▶ _The exercise_: In the listing below, how many lines contain the word "JSON"? Please respond with the number only.
Begin
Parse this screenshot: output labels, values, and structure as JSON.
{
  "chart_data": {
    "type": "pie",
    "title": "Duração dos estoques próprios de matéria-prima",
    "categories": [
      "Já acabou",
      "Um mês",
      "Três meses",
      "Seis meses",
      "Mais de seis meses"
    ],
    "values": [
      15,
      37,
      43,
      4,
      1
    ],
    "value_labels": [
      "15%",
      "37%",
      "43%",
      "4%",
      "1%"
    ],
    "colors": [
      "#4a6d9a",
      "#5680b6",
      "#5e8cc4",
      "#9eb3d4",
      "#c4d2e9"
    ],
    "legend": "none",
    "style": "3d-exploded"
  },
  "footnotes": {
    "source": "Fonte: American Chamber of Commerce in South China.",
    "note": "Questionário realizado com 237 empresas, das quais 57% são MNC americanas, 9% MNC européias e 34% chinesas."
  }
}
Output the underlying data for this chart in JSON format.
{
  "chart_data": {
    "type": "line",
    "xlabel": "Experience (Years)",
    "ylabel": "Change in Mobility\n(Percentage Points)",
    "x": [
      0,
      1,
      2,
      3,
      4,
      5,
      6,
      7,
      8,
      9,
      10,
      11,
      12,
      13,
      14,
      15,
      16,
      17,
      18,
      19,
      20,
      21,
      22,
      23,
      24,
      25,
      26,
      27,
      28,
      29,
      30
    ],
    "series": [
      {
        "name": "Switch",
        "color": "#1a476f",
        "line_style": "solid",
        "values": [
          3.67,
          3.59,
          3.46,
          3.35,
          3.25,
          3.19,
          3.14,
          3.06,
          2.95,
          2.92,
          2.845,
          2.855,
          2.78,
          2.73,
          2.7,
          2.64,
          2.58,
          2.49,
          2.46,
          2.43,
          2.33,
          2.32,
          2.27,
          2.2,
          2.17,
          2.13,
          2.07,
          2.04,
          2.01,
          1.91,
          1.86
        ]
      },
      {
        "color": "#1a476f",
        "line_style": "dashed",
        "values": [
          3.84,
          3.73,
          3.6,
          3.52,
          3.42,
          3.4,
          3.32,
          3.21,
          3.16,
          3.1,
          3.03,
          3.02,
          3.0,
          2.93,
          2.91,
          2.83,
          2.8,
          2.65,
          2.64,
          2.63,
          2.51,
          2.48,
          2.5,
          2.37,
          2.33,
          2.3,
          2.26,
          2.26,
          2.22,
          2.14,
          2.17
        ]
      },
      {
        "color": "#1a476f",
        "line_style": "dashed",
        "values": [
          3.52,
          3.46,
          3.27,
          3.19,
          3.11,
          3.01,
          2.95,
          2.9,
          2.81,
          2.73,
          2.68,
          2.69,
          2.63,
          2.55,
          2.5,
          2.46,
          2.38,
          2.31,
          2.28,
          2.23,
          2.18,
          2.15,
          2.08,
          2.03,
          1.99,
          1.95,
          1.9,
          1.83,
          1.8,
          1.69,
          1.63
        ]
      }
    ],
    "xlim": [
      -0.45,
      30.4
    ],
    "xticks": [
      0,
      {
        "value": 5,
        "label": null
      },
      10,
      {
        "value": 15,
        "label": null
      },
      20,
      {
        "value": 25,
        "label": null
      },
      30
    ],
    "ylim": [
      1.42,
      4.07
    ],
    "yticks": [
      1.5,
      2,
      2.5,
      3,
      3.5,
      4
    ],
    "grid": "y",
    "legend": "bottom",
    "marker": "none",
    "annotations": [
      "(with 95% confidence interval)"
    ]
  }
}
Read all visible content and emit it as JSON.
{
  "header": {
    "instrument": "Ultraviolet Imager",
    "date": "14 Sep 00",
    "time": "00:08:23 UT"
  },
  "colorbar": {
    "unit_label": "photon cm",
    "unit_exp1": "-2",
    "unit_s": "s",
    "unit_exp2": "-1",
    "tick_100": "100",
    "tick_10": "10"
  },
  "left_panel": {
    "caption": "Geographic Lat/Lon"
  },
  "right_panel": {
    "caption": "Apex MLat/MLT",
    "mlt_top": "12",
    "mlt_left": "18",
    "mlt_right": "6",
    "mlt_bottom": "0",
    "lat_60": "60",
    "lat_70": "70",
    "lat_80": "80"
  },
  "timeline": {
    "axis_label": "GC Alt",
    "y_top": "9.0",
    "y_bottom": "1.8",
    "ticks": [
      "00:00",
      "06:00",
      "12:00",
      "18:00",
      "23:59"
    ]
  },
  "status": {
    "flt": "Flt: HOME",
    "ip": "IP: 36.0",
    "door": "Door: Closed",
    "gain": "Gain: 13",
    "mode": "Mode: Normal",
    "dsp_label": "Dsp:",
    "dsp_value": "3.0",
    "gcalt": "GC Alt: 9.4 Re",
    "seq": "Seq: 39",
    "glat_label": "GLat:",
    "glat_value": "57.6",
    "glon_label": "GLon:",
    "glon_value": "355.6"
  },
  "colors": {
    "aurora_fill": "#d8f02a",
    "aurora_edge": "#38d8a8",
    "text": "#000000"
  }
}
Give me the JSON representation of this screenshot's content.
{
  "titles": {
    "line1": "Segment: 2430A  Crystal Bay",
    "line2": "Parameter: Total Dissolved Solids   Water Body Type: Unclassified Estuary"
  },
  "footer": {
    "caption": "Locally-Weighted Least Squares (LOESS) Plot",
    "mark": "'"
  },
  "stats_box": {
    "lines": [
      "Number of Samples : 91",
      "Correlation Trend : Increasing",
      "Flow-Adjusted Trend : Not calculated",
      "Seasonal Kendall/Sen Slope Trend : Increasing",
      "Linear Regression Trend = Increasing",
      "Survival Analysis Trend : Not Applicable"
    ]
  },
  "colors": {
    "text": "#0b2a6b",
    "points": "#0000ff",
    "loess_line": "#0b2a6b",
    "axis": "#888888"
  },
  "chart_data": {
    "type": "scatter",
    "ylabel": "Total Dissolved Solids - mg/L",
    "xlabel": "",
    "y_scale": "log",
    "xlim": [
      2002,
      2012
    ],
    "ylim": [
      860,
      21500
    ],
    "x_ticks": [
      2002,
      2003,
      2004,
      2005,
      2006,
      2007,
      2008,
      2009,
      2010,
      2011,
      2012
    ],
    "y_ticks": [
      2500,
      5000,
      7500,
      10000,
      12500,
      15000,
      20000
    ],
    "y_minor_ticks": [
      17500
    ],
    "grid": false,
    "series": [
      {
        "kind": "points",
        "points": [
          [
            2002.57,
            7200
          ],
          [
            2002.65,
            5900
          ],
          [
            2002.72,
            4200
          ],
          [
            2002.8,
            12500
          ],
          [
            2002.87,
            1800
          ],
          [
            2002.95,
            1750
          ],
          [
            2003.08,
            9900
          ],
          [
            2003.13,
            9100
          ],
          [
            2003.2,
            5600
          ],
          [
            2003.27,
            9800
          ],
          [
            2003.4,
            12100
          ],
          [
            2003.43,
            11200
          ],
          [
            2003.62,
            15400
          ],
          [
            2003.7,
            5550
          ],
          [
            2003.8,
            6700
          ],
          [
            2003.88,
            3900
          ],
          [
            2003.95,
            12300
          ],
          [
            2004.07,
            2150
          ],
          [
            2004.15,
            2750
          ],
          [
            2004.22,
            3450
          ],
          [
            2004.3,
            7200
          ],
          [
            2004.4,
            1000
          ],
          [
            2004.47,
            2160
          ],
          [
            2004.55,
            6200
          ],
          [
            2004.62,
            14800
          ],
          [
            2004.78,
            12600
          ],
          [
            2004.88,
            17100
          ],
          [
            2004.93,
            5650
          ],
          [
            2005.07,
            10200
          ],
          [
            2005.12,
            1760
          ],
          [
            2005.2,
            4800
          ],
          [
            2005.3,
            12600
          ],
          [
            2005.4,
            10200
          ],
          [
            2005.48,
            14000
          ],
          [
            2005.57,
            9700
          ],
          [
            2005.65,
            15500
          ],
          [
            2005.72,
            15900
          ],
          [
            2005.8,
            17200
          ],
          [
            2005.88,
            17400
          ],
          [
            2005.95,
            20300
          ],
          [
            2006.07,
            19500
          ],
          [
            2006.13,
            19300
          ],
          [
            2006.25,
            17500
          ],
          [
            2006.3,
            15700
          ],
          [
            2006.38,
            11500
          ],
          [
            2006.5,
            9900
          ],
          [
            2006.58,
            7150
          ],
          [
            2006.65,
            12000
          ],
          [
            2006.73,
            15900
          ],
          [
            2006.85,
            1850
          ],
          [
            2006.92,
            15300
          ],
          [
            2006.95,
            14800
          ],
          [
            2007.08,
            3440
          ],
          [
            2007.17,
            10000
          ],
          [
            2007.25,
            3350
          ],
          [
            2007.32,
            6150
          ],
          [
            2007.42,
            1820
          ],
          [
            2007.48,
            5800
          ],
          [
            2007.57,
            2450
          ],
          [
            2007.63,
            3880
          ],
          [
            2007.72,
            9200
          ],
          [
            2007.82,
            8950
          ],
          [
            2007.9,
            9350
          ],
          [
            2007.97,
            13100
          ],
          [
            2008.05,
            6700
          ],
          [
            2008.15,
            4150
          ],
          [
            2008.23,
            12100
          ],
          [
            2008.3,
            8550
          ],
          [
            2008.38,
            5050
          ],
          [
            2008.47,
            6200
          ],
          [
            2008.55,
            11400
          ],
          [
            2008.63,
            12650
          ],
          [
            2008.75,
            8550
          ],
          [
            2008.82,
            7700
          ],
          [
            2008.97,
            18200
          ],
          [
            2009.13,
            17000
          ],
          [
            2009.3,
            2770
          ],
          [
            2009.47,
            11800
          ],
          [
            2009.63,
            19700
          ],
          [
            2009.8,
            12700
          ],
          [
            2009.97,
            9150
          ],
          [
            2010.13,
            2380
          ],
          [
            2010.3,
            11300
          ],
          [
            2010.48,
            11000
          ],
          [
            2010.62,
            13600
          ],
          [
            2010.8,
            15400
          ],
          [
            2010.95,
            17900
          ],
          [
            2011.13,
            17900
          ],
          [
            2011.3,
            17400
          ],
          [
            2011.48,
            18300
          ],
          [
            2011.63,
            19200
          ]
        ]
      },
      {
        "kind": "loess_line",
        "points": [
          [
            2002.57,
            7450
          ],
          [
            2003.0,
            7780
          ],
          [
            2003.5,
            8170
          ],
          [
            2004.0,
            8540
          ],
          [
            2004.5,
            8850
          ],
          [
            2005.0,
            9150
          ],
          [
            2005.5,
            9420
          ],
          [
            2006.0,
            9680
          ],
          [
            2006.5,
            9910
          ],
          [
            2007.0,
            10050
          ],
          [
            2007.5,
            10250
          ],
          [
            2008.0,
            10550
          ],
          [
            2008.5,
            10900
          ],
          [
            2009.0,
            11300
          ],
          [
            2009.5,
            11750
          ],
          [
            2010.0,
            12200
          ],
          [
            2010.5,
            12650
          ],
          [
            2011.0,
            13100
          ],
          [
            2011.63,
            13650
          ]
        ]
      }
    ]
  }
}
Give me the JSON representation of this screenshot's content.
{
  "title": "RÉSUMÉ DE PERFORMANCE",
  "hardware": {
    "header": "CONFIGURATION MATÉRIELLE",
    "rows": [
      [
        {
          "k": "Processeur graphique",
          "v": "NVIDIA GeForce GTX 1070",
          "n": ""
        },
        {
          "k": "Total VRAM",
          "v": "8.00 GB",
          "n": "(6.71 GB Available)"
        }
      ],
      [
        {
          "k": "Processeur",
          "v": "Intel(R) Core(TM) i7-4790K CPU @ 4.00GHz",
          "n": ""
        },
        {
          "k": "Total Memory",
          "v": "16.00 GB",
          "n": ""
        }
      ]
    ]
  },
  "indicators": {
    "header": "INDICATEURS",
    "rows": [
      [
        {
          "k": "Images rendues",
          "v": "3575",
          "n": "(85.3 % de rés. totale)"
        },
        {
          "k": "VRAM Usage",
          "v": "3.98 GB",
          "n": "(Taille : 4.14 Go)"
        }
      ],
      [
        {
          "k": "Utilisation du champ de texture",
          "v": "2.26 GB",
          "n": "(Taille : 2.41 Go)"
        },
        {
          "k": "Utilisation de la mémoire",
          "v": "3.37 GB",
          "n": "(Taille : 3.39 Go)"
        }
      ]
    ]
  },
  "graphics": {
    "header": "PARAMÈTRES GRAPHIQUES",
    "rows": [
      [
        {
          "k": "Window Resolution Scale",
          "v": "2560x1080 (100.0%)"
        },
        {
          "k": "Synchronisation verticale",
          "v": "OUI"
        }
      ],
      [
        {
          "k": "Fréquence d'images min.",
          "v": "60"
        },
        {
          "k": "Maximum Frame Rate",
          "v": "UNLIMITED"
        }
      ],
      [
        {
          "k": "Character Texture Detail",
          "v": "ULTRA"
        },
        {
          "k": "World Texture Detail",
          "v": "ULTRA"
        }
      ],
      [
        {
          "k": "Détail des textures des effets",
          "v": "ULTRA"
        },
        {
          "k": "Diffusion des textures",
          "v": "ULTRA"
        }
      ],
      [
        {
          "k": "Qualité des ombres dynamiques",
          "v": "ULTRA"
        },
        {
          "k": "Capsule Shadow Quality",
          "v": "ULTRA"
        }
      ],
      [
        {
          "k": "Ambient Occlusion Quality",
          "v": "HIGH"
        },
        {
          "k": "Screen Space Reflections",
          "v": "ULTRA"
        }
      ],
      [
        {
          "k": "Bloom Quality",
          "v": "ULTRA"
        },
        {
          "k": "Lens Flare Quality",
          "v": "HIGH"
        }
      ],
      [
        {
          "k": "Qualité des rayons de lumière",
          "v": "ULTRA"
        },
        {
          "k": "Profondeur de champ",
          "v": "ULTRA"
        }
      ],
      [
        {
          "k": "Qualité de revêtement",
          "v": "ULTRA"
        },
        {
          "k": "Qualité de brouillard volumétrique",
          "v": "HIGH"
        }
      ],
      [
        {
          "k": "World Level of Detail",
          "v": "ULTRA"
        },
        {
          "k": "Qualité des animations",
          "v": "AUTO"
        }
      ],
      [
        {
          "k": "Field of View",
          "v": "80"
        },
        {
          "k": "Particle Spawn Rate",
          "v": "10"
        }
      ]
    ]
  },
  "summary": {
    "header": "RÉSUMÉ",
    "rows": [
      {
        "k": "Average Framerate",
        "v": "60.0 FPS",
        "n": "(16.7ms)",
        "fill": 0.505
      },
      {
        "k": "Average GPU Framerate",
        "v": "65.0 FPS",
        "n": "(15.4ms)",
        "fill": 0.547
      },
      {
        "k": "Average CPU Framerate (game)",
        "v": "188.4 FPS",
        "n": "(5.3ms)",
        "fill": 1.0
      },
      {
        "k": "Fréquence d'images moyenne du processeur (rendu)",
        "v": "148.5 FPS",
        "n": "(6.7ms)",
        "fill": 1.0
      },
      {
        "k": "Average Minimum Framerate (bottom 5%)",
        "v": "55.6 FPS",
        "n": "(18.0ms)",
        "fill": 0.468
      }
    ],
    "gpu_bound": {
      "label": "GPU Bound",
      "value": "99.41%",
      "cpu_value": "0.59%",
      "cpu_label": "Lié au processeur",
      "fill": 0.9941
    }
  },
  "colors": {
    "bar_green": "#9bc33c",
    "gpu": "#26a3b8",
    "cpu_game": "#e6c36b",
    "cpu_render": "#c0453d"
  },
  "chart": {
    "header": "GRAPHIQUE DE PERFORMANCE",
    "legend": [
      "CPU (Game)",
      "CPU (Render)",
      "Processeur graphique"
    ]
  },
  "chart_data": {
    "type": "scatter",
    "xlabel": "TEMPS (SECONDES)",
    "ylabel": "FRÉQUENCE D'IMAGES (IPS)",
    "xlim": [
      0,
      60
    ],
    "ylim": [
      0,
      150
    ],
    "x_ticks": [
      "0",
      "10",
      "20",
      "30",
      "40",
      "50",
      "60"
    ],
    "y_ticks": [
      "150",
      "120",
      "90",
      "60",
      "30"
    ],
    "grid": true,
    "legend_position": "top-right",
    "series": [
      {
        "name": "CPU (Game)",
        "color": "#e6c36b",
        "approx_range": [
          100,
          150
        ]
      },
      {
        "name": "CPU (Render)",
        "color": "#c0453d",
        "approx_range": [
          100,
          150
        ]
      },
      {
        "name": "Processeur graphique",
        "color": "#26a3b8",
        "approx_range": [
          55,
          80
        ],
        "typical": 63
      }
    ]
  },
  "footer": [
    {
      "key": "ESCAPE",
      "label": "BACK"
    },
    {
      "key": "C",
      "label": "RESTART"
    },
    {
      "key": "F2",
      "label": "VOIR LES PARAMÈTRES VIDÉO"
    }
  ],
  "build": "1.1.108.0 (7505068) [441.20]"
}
End
▶ _Complete output_: 5